> What you need to do: Extract every line that contains the string "Paresthesia".

-=-=-

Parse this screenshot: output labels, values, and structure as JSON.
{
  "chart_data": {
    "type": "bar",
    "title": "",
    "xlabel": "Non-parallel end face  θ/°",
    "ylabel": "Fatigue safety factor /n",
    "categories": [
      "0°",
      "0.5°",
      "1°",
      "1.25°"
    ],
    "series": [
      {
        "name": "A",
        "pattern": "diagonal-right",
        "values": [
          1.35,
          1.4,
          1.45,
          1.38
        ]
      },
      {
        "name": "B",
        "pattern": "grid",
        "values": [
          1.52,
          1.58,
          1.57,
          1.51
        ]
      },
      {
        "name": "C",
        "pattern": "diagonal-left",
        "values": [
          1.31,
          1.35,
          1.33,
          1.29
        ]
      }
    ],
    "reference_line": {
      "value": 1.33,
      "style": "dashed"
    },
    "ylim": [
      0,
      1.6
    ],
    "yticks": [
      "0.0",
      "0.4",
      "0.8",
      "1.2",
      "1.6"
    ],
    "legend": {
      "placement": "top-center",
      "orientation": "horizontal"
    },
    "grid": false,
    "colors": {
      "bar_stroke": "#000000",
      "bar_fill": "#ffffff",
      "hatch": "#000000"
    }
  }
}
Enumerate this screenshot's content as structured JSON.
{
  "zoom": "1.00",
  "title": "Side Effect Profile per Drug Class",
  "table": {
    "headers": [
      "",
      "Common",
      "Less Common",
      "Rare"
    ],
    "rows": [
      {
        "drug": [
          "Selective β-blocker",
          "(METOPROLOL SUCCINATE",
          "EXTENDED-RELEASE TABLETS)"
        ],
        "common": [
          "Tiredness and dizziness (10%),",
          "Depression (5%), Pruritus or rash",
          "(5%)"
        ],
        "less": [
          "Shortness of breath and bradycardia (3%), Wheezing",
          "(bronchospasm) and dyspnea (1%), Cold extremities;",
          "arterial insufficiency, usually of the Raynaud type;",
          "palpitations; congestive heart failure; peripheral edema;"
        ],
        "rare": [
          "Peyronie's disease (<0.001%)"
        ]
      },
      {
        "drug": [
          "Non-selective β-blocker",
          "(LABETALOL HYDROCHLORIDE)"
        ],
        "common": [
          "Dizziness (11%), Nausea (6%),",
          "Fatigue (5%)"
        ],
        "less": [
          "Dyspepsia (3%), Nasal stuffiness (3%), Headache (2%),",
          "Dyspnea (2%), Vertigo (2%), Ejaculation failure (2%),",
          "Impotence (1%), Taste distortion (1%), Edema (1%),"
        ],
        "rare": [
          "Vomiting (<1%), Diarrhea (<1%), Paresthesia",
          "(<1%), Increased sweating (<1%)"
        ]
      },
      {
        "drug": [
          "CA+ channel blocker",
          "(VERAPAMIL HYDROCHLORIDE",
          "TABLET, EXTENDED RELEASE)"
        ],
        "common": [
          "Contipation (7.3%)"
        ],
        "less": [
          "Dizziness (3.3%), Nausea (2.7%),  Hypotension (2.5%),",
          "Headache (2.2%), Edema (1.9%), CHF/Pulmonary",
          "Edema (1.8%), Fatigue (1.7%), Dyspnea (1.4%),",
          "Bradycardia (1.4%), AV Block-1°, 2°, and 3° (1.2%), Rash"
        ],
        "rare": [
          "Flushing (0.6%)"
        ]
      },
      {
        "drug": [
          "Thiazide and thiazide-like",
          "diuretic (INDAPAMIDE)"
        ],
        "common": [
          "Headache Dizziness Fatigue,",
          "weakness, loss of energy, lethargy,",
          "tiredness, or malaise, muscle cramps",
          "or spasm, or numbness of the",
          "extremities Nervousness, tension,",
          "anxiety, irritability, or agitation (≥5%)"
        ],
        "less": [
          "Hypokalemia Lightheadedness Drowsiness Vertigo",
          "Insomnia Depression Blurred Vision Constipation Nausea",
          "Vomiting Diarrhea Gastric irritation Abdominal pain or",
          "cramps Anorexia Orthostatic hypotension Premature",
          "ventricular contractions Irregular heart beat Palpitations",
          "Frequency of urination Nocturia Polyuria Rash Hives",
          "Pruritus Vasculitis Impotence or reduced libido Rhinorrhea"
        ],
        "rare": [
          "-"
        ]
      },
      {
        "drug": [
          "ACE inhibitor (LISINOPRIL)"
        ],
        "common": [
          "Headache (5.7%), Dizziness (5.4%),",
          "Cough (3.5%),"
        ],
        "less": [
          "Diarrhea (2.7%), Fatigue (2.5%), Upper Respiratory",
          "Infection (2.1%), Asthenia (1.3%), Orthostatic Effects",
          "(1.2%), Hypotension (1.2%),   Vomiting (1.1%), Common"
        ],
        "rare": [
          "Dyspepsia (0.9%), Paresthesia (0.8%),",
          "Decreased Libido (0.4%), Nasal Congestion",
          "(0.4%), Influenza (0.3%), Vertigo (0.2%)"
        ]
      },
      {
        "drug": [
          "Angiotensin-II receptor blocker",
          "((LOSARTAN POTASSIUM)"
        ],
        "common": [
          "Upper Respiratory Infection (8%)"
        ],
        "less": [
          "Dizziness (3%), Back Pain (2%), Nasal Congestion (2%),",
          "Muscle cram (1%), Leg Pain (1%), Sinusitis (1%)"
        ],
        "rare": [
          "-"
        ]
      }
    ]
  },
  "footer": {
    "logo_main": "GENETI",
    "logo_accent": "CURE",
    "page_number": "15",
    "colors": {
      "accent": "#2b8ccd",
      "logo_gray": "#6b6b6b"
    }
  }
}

-=-=-

> Answer to the problem:
          "Vomiting (<1%), Diarrhea (<1%), Paresthesia",
          "Dyspepsia (0.9%), Paresthesia (0.8%),",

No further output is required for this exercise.